- [Work to be completed] Reproduce each line exactly. Skip none.

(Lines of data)

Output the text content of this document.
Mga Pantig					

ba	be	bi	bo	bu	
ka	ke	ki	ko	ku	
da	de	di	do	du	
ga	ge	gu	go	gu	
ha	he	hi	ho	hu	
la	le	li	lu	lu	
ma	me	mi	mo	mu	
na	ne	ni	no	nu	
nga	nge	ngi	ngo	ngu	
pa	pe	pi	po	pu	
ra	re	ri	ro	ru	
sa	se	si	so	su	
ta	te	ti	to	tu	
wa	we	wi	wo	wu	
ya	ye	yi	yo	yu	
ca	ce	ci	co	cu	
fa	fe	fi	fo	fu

- [Solution to the exercise]
Output the text content of this document.
Mga Pantig					

ba	be	bi	bo	bu	
ka	ke	ki	ko	ku	
da	de	di	do	du	
ga	ge	gu	go	gu	
ha	he	hi	ho	hu	
la	le	li	lu	lu	
ma	me	mi	mo	mu	
na	ne	ni	no	nu	
nga	nge	ngi	ngo	ngu	
pa	pe	pi	po	pu	
ra	re	ri	ro	ru	
sa	se	si	so	su	
ta	te	ti	to	tu	
wa	we	wi	wo	wu	
ya	ye	yi	yo	yu	
ca	ce	ci	co	cu	
fa	fe	fi	fo	fu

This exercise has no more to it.